● WHAT YOU ARE ASKED TO DO
Every line of the material is to be quoted verbatim, minus the pictures.

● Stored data
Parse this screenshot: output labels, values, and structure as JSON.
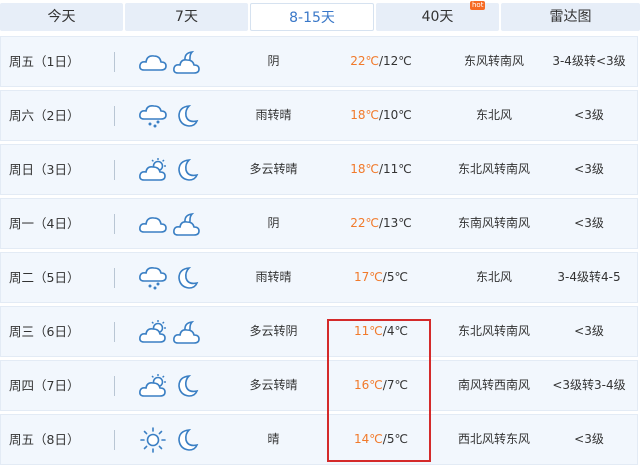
{
  "tabs": [
    {
      "label": "今天",
      "active": false
    },
    {
      "label": "7天",
      "active": false
    },
    {
      "label": "8-15天",
      "active": true
    },
    {
      "label": "40天",
      "active": false,
      "badge": "hot"
    },
    {
      "label": "雷达图",
      "active": false
    }
  ],
  "colors": {
    "high_temp": "#f17a2b",
    "highlight_box": "#d42a2a",
    "accent": "#3a78c8"
  },
  "rows": [
    {
      "date": "周五（1日）",
      "day_icon": "cloudy-icon",
      "night_icon": "moon-cloud-icon",
      "condition": "阴",
      "high": "22℃",
      "low": "12℃",
      "wind": "东风转南风",
      "level": "3-4级转<3级"
    },
    {
      "date": "周六（2日）",
      "day_icon": "rain-icon",
      "night_icon": "moon-icon",
      "condition": "雨转晴",
      "high": "18℃",
      "low": "10℃",
      "wind": "东北风",
      "level": "<3级"
    },
    {
      "date": "周日（3日）",
      "day_icon": "partly-cloudy-icon",
      "night_icon": "moon-icon",
      "condition": "多云转晴",
      "high": "18℃",
      "low": "11℃",
      "wind": "东北风转南风",
      "level": "<3级"
    },
    {
      "date": "周一（4日）",
      "day_icon": "cloudy-icon",
      "night_icon": "moon-cloud-icon",
      "condition": "阴",
      "high": "22℃",
      "low": "13℃",
      "wind": "东南风转南风",
      "level": "<3级"
    },
    {
      "date": "周二（5日）",
      "day_icon": "rain-icon",
      "night_icon": "moon-icon",
      "condition": "雨转晴",
      "high": "17℃",
      "low": "5℃",
      "wind": "东北风",
      "level": "3-4级转4-5"
    },
    {
      "date": "周三（6日）",
      "day_icon": "partly-cloudy-icon",
      "night_icon": "moon-cloud-icon",
      "condition": "多云转阴",
      "high": "11℃",
      "low": "4℃",
      "wind": "东北风转南风",
      "level": "<3级"
    },
    {
      "date": "周四（7日）",
      "day_icon": "partly-cloudy-icon",
      "night_icon": "moon-icon",
      "condition": "多云转晴",
      "high": "16℃",
      "low": "7℃",
      "wind": "南风转西南风",
      "level": "<3级转3-4级"
    },
    {
      "date": "周五（8日）",
      "day_icon": "sun-icon",
      "night_icon": "moon-icon",
      "condition": "晴",
      "high": "14℃",
      "low": "5℃",
      "wind": "西北风转东风",
      "level": "<3级"
    }
  ]
}
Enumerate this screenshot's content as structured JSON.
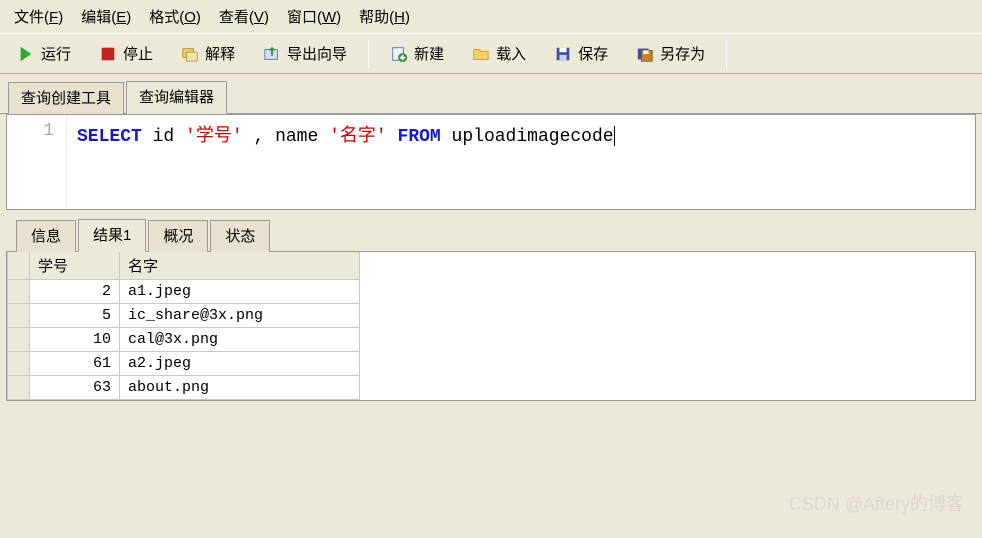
{
  "menus": {
    "file": {
      "text": "文件",
      "accel": "F"
    },
    "edit": {
      "text": "编辑",
      "accel": "E"
    },
    "format": {
      "text": "格式",
      "accel": "O"
    },
    "view": {
      "text": "查看",
      "accel": "V"
    },
    "window": {
      "text": "窗口",
      "accel": "W"
    },
    "help": {
      "text": "帮助",
      "accel": "H"
    }
  },
  "toolbar": {
    "run": "运行",
    "stop": "停止",
    "explain": "解释",
    "export_wizard": "导出向导",
    "new": "新建",
    "load": "载入",
    "save": "保存",
    "save_as": "另存为"
  },
  "editor_tabs": {
    "builder": "查询创建工具",
    "editor": "查询编辑器"
  },
  "sql": {
    "line_no": "1",
    "kw_select": "SELECT",
    "col1": "id",
    "alias1": "'学号'",
    "comma": " , ",
    "col2": "name",
    "alias2": "'名字'",
    "kw_from": "FROM",
    "table": "uploadimagecode"
  },
  "result_tabs": {
    "info": "信息",
    "result1": "结果1",
    "profile": "概况",
    "status": "状态"
  },
  "columns": {
    "c1": "学号",
    "c2": "名字"
  },
  "rows": [
    {
      "id": "2",
      "name": "a1.jpeg"
    },
    {
      "id": "5",
      "name": "ic_share@3x.png"
    },
    {
      "id": "10",
      "name": "cal@3x.png"
    },
    {
      "id": "61",
      "name": "a2.jpeg"
    },
    {
      "id": "63",
      "name": "about.png"
    }
  ],
  "watermark": "CSDN @Aftery的博客"
}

● WRITTEN ANSWER
Parse this screenshot: output labels, values, and structure as JSON.
{
  "tabs": [
    {
      "label": "今天",
      "active": false
    },
    {
      "label": "7天",
      "active": false
    },
    {
      "label": "8-15天",
      "active": true
    },
    {
      "label": "40天",
      "active": false,
      "badge": "hot"
    },
    {
      "label": "雷达图",
      "active": false
    }
  ],
  "colors": {
    "high_temp": "#f17a2b",
    "highlight_box": "#d42a2a",
    "accent": "#3a78c8"
  },
  "rows": [
    {
      "date": "周五（1日）",
      "day_icon": "cloudy-icon",
      "night_icon": "moon-cloud-icon",
      "condition": "阴",
      "high": "22℃",
      "low": "12℃",
      "wind": "东风转南风",
      "level": "3-4级转<3级"
    },
    {
      "date": "周六（2日）",
      "day_icon": "rain-icon",
      "night_icon": "moon-icon",
      "condition": "雨转晴",
      "high": "18℃",
      "low": "10℃",
      "wind": "东北风",
      "level": "<3级"
    },
    {
      "date": "周日（3日）",
      "day_icon": "partly-cloudy-icon",
      "night_icon": "moon-icon",
      "condition": "多云转晴",
      "high": "18℃",
      "low": "11℃",
      "wind": "东北风转南风",
      "level": "<3级"
    },
    {
      "date": "周一（4日）",
      "day_icon": "cloudy-icon",
      "night_icon": "moon-cloud-icon",
      "condition": "阴",
      "high": "22℃",
      "low": "13℃",
      "wind": "东南风转南风",
      "level": "<3级"
    },
    {
      "date": "周二（5日）",
      "day_icon": "rain-icon",
      "night_icon": "moon-icon",
      "condition": "雨转晴",
      "high": "17℃",
      "low": "5℃",
      "wind": "东北风",
      "level": "3-4级转4-5"
    },
    {
      "date": "周三（6日）",
      "day_icon": "partly-cloudy-icon",
      "night_icon": "moon-cloud-icon",
      "condition": "多云转阴",
      "high": "11℃",
      "low": "4℃",
      "wind": "东北风转南风",
      "level": "<3级"
    },
    {
      "date": "周四（7日）",
      "day_icon": "partly-cloudy-icon",
      "night_icon": "moon-icon",
      "condition": "多云转晴",
      "high": "16℃",
      "low": "7℃",
      "wind": "南风转西南风",
      "level": "<3级转3-4级"
    },
    {
      "date": "周五（8日）",
      "day_icon": "sun-icon",
      "night_icon": "moon-icon",
      "condition": "晴",
      "high": "14℃",
      "low": "5℃",
      "wind": "西北风转东风",
      "level": "<3级"
    }
  ]
}
Enumerate this screenshot's content as structured JSON.
{
  "menus": {
    "file": {
      "text": "文件",
      "accel": "F"
    },
    "edit": {
      "text": "编辑",
      "accel": "E"
    },
    "format": {
      "text": "格式",
      "accel": "O"
    },
    "view": {
      "text": "查看",
      "accel": "V"
    },
    "window": {
      "text": "窗口",
      "accel": "W"
    },
    "help": {
      "text": "帮助",
      "accel": "H"
    }
  },
  "toolbar": {
    "run": "运行",
    "stop": "停止",
    "explain": "解释",
    "export_wizard": "导出向导",
    "new": "新建",
    "load": "载入",
    "save": "保存",
    "save_as": "另存为"
  },
  "editor_tabs": {
    "builder": "查询创建工具",
    "editor": "查询编辑器"
  },
  "sql": {
    "line_no": "1",
    "kw_select": "SELECT",
    "col1": "id",
    "alias1": "'学号'",
    "comma": " , ",
    "col2": "name",
    "alias2": "'名字'",
    "kw_from": "FROM",
    "table": "uploadimagecode"
  },
  "result_tabs": {
    "info": "信息",
    "result1": "结果1",
    "profile": "概况",
    "status": "状态"
  },
  "columns": {
    "c1": "学号",
    "c2": "名字"
  },
  "rows": [
    {
      "id": "2",
      "name": "a1.jpeg"
    },
    {
      "id": "5",
      "name": "ic_share@3x.png"
    },
    {
      "id": "10",
      "name": "cal@3x.png"
    },
    {
      "id": "61",
      "name": "a2.jpeg"
    },
    {
      "id": "63",
      "name": "about.png"
    }
  ],
  "watermark": "CSDN @Aftery的博客"
}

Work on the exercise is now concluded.